Dataset entries |
________
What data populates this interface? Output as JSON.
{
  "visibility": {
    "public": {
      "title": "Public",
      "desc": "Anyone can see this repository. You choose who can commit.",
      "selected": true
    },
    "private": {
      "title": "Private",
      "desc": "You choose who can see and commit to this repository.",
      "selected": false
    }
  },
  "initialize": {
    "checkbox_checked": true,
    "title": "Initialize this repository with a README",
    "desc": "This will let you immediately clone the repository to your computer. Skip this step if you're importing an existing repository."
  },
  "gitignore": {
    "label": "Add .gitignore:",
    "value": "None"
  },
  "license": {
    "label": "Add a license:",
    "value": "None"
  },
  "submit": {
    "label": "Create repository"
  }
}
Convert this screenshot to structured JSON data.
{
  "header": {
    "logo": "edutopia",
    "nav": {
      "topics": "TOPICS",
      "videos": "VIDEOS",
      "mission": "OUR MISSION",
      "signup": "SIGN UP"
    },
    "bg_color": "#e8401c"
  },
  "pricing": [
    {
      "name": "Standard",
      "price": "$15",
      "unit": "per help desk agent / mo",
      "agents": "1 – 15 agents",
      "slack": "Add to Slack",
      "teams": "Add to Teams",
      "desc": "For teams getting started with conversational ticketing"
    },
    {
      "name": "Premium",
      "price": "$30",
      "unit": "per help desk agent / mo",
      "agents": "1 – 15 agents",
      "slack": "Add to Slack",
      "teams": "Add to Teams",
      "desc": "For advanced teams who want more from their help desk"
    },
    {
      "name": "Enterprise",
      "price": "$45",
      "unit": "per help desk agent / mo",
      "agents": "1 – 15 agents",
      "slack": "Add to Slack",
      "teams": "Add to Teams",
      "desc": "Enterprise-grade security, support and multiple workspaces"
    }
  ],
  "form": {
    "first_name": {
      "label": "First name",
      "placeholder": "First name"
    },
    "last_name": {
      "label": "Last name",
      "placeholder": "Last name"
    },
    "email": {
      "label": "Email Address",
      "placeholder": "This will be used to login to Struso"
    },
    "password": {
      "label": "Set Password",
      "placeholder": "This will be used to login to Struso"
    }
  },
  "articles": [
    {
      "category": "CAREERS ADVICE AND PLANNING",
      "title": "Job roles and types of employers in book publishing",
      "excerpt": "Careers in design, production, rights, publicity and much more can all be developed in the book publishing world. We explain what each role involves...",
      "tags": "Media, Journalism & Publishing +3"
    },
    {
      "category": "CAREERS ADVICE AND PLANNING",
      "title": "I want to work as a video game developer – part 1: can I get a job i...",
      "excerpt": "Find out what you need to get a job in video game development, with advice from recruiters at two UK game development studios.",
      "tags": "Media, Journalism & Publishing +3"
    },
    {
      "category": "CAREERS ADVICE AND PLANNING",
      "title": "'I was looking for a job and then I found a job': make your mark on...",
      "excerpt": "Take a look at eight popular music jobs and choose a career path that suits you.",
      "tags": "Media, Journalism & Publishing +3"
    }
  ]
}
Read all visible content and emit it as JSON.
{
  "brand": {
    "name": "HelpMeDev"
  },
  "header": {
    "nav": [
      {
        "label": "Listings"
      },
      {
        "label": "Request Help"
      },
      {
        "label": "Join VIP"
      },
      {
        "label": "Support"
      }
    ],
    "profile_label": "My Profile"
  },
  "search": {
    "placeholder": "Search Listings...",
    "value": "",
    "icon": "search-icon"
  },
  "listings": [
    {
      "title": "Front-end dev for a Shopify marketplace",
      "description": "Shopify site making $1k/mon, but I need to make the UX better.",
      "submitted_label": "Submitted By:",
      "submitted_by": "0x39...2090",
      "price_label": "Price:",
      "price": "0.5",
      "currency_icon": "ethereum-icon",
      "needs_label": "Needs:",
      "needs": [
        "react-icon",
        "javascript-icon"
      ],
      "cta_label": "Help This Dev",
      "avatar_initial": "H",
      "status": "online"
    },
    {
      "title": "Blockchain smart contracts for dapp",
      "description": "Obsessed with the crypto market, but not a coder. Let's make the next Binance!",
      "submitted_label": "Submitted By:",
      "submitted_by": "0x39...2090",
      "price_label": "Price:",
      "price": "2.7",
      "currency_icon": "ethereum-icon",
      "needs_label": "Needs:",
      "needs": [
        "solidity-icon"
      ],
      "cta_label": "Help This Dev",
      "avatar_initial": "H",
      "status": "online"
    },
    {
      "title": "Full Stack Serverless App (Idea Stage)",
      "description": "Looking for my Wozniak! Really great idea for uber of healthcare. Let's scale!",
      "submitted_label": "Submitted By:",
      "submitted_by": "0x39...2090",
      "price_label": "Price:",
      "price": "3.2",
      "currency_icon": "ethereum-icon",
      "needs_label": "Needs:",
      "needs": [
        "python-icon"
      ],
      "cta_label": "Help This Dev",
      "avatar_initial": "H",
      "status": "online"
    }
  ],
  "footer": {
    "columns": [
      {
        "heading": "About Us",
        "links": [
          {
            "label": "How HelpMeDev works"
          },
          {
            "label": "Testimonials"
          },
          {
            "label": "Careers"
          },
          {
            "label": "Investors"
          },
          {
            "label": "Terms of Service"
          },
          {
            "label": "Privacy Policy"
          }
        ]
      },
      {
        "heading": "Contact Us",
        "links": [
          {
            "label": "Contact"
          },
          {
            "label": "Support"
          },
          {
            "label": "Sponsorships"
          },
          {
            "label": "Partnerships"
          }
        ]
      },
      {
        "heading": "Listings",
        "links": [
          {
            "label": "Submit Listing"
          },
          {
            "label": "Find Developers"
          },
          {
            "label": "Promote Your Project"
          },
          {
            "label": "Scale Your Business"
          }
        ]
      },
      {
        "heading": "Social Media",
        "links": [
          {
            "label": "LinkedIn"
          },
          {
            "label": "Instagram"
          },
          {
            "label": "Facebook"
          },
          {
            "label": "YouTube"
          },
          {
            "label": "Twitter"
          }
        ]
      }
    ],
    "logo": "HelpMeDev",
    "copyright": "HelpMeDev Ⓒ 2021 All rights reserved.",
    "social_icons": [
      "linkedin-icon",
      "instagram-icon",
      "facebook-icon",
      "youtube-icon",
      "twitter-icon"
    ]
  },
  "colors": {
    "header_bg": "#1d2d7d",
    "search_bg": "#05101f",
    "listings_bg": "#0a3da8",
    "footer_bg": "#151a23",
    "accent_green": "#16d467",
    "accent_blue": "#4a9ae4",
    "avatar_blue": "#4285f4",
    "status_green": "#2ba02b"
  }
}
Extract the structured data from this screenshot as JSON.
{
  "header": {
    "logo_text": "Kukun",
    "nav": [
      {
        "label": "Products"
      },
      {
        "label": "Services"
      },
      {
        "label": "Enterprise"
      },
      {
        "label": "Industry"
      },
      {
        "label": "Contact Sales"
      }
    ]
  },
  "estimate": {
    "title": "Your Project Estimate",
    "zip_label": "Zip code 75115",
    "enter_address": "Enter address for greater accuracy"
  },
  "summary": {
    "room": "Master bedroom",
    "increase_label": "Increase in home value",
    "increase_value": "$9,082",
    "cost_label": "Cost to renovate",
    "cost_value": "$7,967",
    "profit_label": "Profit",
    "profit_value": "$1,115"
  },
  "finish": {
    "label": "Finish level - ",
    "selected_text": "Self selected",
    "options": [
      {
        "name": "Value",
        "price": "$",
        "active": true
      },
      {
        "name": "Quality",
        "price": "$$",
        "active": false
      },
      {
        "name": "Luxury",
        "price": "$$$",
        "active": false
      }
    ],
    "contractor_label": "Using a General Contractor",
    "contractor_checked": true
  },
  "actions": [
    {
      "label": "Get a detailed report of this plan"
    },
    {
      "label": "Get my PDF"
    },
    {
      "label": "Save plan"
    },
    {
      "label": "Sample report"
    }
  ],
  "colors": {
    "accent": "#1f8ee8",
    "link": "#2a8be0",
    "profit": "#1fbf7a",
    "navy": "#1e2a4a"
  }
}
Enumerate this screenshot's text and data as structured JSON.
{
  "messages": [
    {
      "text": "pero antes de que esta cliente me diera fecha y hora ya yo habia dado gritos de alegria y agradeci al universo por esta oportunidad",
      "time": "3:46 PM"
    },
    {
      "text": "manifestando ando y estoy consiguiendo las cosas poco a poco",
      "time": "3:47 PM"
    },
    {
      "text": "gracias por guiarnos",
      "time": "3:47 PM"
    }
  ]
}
________
Do this | Scan the lines above for "heading", then copy every one that has it.

Exercise response |
        "heading": "About Us",
        "heading": "Contact Us",
        "heading": "Listings",
        "heading": "Social Media",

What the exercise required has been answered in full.